Available records >>

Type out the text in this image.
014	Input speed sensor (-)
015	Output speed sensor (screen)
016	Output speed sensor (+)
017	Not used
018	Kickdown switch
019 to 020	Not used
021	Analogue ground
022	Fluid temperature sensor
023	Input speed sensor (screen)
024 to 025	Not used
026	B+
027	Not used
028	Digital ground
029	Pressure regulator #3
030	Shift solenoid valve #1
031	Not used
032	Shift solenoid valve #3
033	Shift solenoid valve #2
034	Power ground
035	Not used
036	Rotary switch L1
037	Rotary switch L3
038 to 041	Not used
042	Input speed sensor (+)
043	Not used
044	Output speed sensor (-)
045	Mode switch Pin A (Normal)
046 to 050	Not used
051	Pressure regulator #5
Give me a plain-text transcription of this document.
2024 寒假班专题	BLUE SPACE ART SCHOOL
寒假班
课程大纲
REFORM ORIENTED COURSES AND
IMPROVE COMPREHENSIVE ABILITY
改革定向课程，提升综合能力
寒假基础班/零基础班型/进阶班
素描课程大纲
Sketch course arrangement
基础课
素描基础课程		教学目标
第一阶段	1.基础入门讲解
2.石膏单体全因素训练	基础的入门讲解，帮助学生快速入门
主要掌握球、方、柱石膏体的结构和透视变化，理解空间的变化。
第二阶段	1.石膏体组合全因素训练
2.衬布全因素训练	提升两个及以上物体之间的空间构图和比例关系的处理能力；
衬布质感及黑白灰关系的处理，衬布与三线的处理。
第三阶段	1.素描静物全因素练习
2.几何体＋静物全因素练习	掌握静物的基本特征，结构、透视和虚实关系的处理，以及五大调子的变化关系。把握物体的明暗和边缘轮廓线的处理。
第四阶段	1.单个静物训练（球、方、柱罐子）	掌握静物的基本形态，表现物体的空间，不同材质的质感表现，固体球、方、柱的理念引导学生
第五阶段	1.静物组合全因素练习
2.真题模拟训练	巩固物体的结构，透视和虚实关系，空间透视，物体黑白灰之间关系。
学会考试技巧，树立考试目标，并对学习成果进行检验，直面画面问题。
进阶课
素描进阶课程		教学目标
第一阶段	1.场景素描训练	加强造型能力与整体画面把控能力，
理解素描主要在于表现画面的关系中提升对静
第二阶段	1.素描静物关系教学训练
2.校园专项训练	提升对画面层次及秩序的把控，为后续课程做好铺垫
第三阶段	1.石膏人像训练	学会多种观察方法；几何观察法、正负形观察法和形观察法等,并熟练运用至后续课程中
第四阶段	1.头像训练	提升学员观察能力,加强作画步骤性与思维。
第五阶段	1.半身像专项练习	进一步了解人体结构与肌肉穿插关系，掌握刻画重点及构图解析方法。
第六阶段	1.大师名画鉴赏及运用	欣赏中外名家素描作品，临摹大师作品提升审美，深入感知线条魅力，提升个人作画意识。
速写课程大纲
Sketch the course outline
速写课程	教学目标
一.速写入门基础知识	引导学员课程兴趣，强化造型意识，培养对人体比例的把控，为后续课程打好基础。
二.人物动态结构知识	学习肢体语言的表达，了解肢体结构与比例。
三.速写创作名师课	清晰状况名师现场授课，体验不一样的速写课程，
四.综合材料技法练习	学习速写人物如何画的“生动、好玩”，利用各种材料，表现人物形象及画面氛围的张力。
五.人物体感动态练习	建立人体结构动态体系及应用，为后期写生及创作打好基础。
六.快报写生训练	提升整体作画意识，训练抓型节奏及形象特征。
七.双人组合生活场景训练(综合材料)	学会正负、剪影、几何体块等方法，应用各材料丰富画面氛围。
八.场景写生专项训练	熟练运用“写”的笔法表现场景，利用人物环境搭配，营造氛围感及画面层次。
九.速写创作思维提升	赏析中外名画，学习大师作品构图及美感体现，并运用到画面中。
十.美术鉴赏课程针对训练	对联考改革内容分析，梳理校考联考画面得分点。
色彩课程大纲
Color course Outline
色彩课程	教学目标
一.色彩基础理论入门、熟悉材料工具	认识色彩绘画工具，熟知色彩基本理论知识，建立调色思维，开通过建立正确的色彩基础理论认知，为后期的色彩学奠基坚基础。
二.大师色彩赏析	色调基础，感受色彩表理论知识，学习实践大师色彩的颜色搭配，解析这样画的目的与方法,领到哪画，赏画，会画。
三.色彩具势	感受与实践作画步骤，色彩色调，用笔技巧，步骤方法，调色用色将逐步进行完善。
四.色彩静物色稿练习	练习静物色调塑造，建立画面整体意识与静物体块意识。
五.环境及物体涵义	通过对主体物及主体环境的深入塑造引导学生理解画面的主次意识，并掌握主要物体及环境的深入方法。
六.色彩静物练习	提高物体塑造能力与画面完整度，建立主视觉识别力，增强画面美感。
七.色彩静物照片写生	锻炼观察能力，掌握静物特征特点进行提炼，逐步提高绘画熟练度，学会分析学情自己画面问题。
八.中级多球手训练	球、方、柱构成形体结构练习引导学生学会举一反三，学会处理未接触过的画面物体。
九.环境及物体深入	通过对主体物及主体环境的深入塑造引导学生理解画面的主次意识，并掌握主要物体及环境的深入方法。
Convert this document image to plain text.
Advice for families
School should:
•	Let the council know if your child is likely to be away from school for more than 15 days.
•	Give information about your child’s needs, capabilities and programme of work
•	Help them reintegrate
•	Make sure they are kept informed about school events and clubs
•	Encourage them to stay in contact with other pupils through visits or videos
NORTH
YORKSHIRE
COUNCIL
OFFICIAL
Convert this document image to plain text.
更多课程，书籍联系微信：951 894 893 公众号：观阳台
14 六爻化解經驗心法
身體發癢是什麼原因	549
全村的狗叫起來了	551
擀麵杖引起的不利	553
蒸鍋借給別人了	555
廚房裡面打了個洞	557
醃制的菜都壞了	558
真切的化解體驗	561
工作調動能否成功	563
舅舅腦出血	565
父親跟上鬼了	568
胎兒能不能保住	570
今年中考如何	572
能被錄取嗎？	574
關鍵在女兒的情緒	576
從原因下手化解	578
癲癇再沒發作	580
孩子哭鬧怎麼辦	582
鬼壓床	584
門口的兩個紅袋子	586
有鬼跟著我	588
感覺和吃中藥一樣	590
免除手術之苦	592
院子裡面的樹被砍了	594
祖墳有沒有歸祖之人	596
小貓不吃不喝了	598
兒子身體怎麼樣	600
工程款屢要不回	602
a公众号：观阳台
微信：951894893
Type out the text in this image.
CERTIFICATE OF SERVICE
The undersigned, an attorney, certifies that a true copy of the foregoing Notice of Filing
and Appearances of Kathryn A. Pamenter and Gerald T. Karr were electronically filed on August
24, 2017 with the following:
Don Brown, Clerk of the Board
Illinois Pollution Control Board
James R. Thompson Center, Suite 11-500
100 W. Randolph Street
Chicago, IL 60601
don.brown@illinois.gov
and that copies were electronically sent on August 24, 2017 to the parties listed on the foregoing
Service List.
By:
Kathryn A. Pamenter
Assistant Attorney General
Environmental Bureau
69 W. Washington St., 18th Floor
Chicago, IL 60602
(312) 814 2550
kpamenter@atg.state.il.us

Directions >>
Make an exact copy of the material above.

Correct response >>
Type out the text in this image.
014	Input speed sensor (-)
015	Output speed sensor (screen)
016	Output speed sensor (+)
017	Not used
018	Kickdown switch
019 to 020	Not used
021	Analogue ground
022	Fluid temperature sensor
023	Input speed sensor (screen)
024 to 025	Not used
026	B+
027	Not used
028	Digital ground
029	Pressure regulator #3
030	Shift solenoid valve #1
031	Not used
032	Shift solenoid valve #3
033	Shift solenoid valve #2
034	Power ground
035	Not used
036	Rotary switch L1
037	Rotary switch L3
038 to 041	Not used
042	Input speed sensor (+)
043	Not used
044	Output speed sensor (-)
045	Mode switch Pin A (Normal)
046 to 050	Not used
051	Pressure regulator #5
Give me a plain-text transcription of this document.
2024 寒假班专题	BLUE SPACE ART SCHOOL
寒假班
课程大纲
REFORM ORIENTED COURSES AND
IMPROVE COMPREHENSIVE ABILITY
改革定向课程，提升综合能力
寒假基础班/零基础班型/进阶班
素描课程大纲
Sketch course arrangement
基础课
素描基础课程		教学目标
第一阶段	1.基础入门讲解
2.石膏单体全因素训练	基础的入门讲解，帮助学生快速入门
主要掌握球、方、柱石膏体的结构和透视变化，理解空间的变化。
第二阶段	1.石膏体组合全因素训练
2.衬布全因素训练	提升两个及以上物体之间的空间构图和比例关系的处理能力；
衬布质感及黑白灰关系的处理，衬布与三线的处理。
第三阶段	1.素描静物全因素练习
2.几何体＋静物全因素练习	掌握静物的基本特征，结构、透视和虚实关系的处理，以及五大调子的变化关系。把握物体的明暗和边缘轮廓线的处理。
第四阶段	1.单个静物训练（球、方、柱罐子）	掌握静物的基本形态，表现物体的空间，不同材质的质感表现，固体球、方、柱的理念引导学生
第五阶段	1.静物组合全因素练习
2.真题模拟训练	巩固物体的结构，透视和虚实关系，空间透视，物体黑白灰之间关系。
学会考试技巧，树立考试目标，并对学习成果进行检验，直面画面问题。
进阶课
素描进阶课程		教学目标
第一阶段	1.场景素描训练	加强造型能力与整体画面把控能力，
理解素描主要在于表现画面的关系中提升对静
第二阶段	1.素描静物关系教学训练
2.校园专项训练	提升对画面层次及秩序的把控，为后续课程做好铺垫
第三阶段	1.石膏人像训练	学会多种观察方法；几何观察法、正负形观察法和形观察法等,并熟练运用至后续课程中
第四阶段	1.头像训练	提升学员观察能力,加强作画步骤性与思维。
第五阶段	1.半身像专项练习	进一步了解人体结构与肌肉穿插关系，掌握刻画重点及构图解析方法。
第六阶段	1.大师名画鉴赏及运用	欣赏中外名家素描作品，临摹大师作品提升审美，深入感知线条魅力，提升个人作画意识。
速写课程大纲
Sketch the course outline
速写课程	教学目标
一.速写入门基础知识	引导学员课程兴趣，强化造型意识，培养对人体比例的把控，为后续课程打好基础。
二.人物动态结构知识	学习肢体语言的表达，了解肢体结构与比例。
三.速写创作名师课	清晰状况名师现场授课，体验不一样的速写课程，
四.综合材料技法练习	学习速写人物如何画的“生动、好玩”，利用各种材料，表现人物形象及画面氛围的张力。
五.人物体感动态练习	建立人体结构动态体系及应用，为后期写生及创作打好基础。
六.快报写生训练	提升整体作画意识，训练抓型节奏及形象特征。
七.双人组合生活场景训练(综合材料)	学会正负、剪影、几何体块等方法，应用各材料丰富画面氛围。
八.场景写生专项训练	熟练运用“写”的笔法表现场景，利用人物环境搭配，营造氛围感及画面层次。
九.速写创作思维提升	赏析中外名画，学习大师作品构图及美感体现，并运用到画面中。
十.美术鉴赏课程针对训练	对联考改革内容分析，梳理校考联考画面得分点。
色彩课程大纲
Color course Outline
色彩课程	教学目标
一.色彩基础理论入门、熟悉材料工具	认识色彩绘画工具，熟知色彩基本理论知识，建立调色思维，开通过建立正确的色彩基础理论认知，为后期的色彩学奠基坚基础。
二.大师色彩赏析	色调基础，感受色彩表理论知识，学习实践大师色彩的颜色搭配，解析这样画的目的与方法,领到哪画，赏画，会画。
三.色彩具势	感受与实践作画步骤，色彩色调，用笔技巧，步骤方法，调色用色将逐步进行完善。
四.色彩静物色稿练习	练习静物色调塑造，建立画面整体意识与静物体块意识。
五.环境及物体涵义	通过对主体物及主体环境的深入塑造引导学生理解画面的主次意识，并掌握主要物体及环境的深入方法。
六.色彩静物练习	提高物体塑造能力与画面完整度，建立主视觉识别力，增强画面美感。
七.色彩静物照片写生	锻炼观察能力，掌握静物特征特点进行提炼，逐步提高绘画熟练度，学会分析学情自己画面问题。
八.中级多球手训练	球、方、柱构成形体结构练习引导学生学会举一反三，学会处理未接触过的画面物体。
九.环境及物体深入	通过对主体物及主体环境的深入塑造引导学生理解画面的主次意识，并掌握主要物体及环境的深入方法。
Convert this document image to plain text.
Advice for families
School should:
•	Let the council know if your child is likely to be away from school for more than 15 days.
•	Give information about your child’s needs, capabilities and programme of work
•	Help them reintegrate
•	Make sure they are kept informed about school events and clubs
•	Encourage them to stay in contact with other pupils through visits or videos
NORTH
YORKSHIRE
COUNCIL
OFFICIAL
Convert this document image to plain text.
更多课程，书籍联系微信：951 894 893 公众号：观阳台
14 六爻化解經驗心法
身體發癢是什麼原因	549
全村的狗叫起來了	551
擀麵杖引起的不利	553
蒸鍋借給別人了	555
廚房裡面打了個洞	557
醃制的菜都壞了	558
真切的化解體驗	561
工作調動能否成功	563
舅舅腦出血	565
父親跟上鬼了	568
胎兒能不能保住	570
今年中考如何	572
能被錄取嗎？	574
關鍵在女兒的情緒	576
從原因下手化解	578
癲癇再沒發作	580
孩子哭鬧怎麼辦	582
鬼壓床	584
門口的兩個紅袋子	586
有鬼跟著我	588
感覺和吃中藥一樣	590
免除手術之苦	592
院子裡面的樹被砍了	594
祖墳有沒有歸祖之人	596
小貓不吃不喝了	598
兒子身體怎麼樣	600
工程款屢要不回	602
a公众号：观阳台
微信：951894893
Type out the text in this image.
CERTIFICATE OF SERVICE
The undersigned, an attorney, certifies that a true copy of the foregoing Notice of Filing
and Appearances of Kathryn A. Pamenter and Gerald T. Karr were electronically filed on August
24, 2017 with the following:
Don Brown, Clerk of the Board
Illinois Pollution Control Board
James R. Thompson Center, Suite 11-500
100 W. Randolph Street
Chicago, IL 60601
don.brown@illinois.gov
and that copies were electronically sent on August 24, 2017 to the parties listed on the foregoing
Service List.
By:
Kathryn A. Pamenter
Assistant Attorney General
Environmental Bureau
69 W. Washington St., 18th Floor
Chicago, IL 60602
(312) 814 2550
kpamenter@atg.state.il.us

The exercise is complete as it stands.